Challenge: Output all entries verbatim. Skip pictures.

Data shown:
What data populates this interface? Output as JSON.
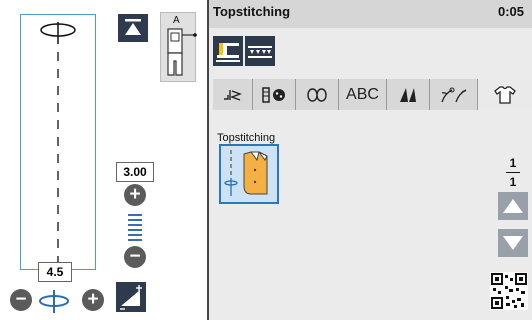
{
  "window": {
    "title": "Topstitching",
    "time": "0:05"
  },
  "left_panel": {
    "presser_foot_letter": "A",
    "stitch_length_value": "3.00",
    "stitch_width_value": "4.5"
  },
  "tabs": [
    {
      "icon": "utility-stitch-icon"
    },
    {
      "icon": "buttonhole-icon"
    },
    {
      "icon": "decorative-stitch-icon"
    },
    {
      "label": "ABC"
    },
    {
      "icon": "satin-stitch-icon"
    },
    {
      "icon": "floral-stitch-icon"
    },
    {
      "icon": "garment-icon"
    }
  ],
  "content": {
    "category_label": "Topstitching",
    "page_current": "1",
    "page_total": "1"
  },
  "colors": {
    "accent_blue": "#2a78b8",
    "dark_button": "#2d3a4c",
    "panel_grey": "#ebebeb"
  }
}
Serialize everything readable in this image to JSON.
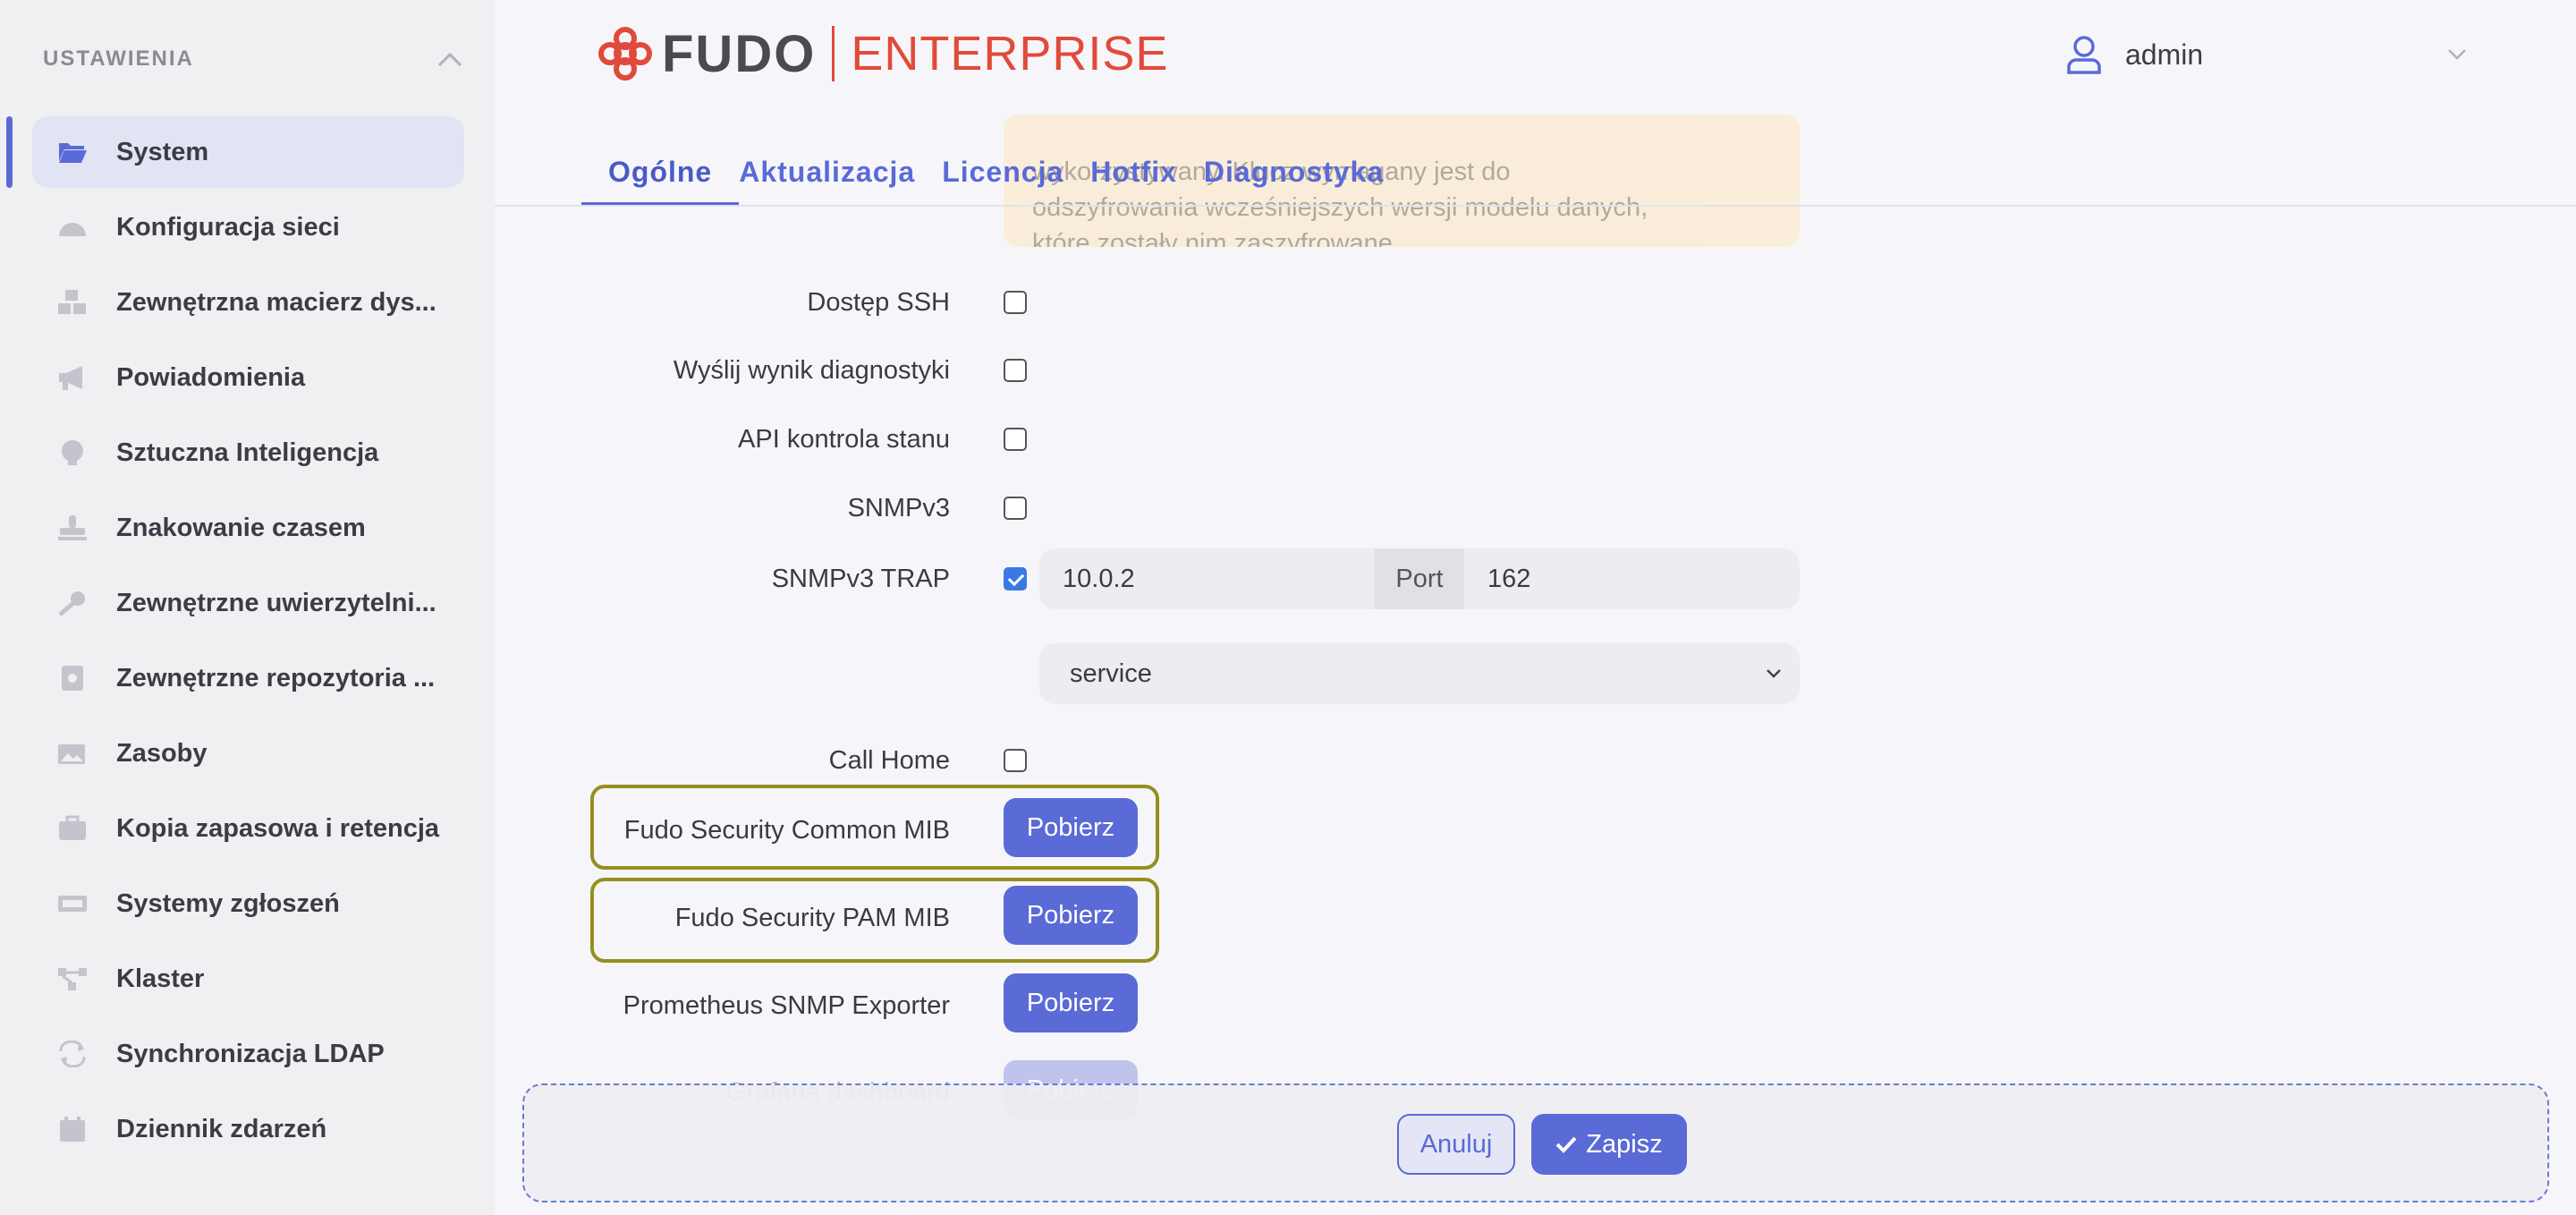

Complete output:
What data populates this interface? Output as JSON.
{
  "window": {
    "title": "Topstitching",
    "time": "0:05"
  },
  "left_panel": {
    "presser_foot_letter": "A",
    "stitch_length_value": "3.00",
    "stitch_width_value": "4.5"
  },
  "tabs": [
    {
      "icon": "utility-stitch-icon"
    },
    {
      "icon": "buttonhole-icon"
    },
    {
      "icon": "decorative-stitch-icon"
    },
    {
      "label": "ABC"
    },
    {
      "icon": "satin-stitch-icon"
    },
    {
      "icon": "floral-stitch-icon"
    },
    {
      "icon": "garment-icon"
    }
  ],
  "content": {
    "category_label": "Topstitching",
    "page_current": "1",
    "page_total": "1"
  },
  "colors": {
    "accent_blue": "#2a78b8",
    "dark_button": "#2d3a4c",
    "panel_grey": "#ebebeb"
  }
}
Serialize everything readable in this image to JSON.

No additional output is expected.